• [What is being asked] Below are records. Copy every line with "CAGR" in it.
------ Data for this task
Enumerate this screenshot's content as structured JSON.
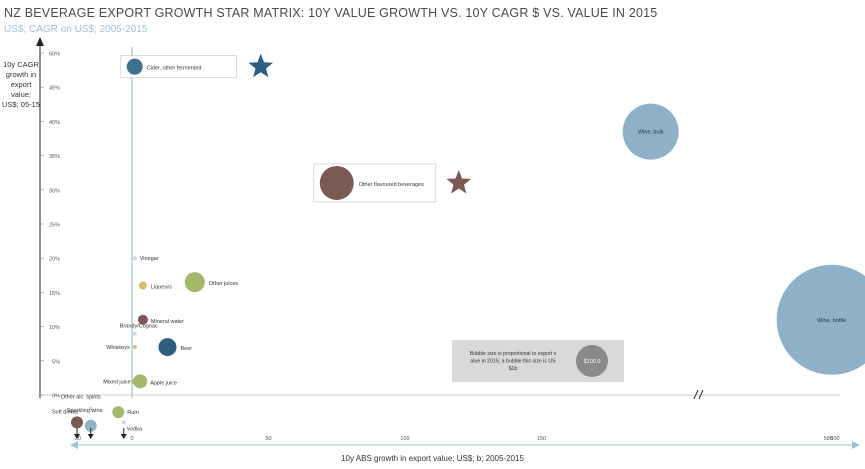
{
  "chart_data": {
    "type": "scatter",
    "title": "NZ BEVERAGE EXPORT GROWTH STAR MATRIX: 10Y VALUE GROWTH VS. 10Y CAGR $ VS. VALUE IN 2015",
    "subtitle": "US$; CAGR on US$; 2005-2015",
    "ylabel": "10y CAGR growth in export value; US$; 05-15",
    "xlabel": "10y ABS growth in export value; US$; b; 2005-2015",
    "x_ticks": [
      "-20",
      "0",
      "50",
      "100",
      "150",
      "580",
      "600"
    ],
    "y_ticks": [
      "0%",
      "5%",
      "10%",
      "15%",
      "20%",
      "25%",
      "30%",
      "35%",
      "40%",
      "45%",
      "50%"
    ],
    "x_axis_break": true,
    "points": [
      {
        "label": "Cider, other fermented",
        "x": 1,
        "y": 48,
        "color": "#3d6f8e",
        "star": true,
        "boxed": true
      },
      {
        "label": "Wine, bulk",
        "x": 190,
        "y": 38.5,
        "color": "#8fb1c8"
      },
      {
        "label": "Other flavoured beverages",
        "x": 75,
        "y": 31,
        "color": "#7a5a52",
        "star": true,
        "boxed": true
      },
      {
        "label": "Vinegar",
        "x": 1,
        "y": 20,
        "color": "#cfd8df"
      },
      {
        "label": "Liqueurs",
        "x": 4,
        "y": 16,
        "color": "#d4c06a"
      },
      {
        "label": "Other juices",
        "x": 23,
        "y": 16.5,
        "color": "#a4b86a"
      },
      {
        "label": "Mineral water",
        "x": 4,
        "y": 11,
        "color": "#7a5a52"
      },
      {
        "label": "Brandy/Cognac",
        "x": 1,
        "y": 9,
        "color": "#cfd8df"
      },
      {
        "label": "Whiskeys",
        "x": 1,
        "y": 7,
        "color": "#d4c06a"
      },
      {
        "label": "Beer",
        "x": 13,
        "y": 7,
        "color": "#2f5f80"
      },
      {
        "label": "Mixed juice",
        "x": 1,
        "y": 2,
        "color": "#a4b86a"
      },
      {
        "label": "Apple juice",
        "x": 3,
        "y": 2,
        "color": "#a4b86a"
      },
      {
        "label": "Wine, bottle",
        "x": 590,
        "y": 11,
        "color": "#8fb1c8"
      },
      {
        "label": "Rum",
        "x": -5,
        "y": -2.5,
        "color": "#a4b86a"
      },
      {
        "label": "Other alc. spirits",
        "x": -15,
        "y": -2,
        "color": "#cfd8df"
      },
      {
        "label": "Soft drinks",
        "x": -20,
        "y": -4,
        "color": "#7a5a52"
      },
      {
        "label": "Sparkling wine",
        "x": -15,
        "y": -4.5,
        "color": "#8fb1c8"
      },
      {
        "label": "Vodka",
        "x": -3,
        "y": -4,
        "color": "#cfd8df"
      }
    ],
    "legend_note": {
      "text": "Bubble size is proportional to export value in 2015; a bubble this size is US$1b",
      "value_label": "$100.0"
    }
  }
}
------------
• [Solution to this exercise]
    "title": "NZ BEVERAGE EXPORT GROWTH STAR MATRIX: 10Y VALUE GROWTH VS. 10Y CAGR $ VS. VALUE IN 2015",
    "subtitle": "US$; CAGR on US$; 2005-2015",
    "ylabel": "10y CAGR growth in export value; US$; 05-15",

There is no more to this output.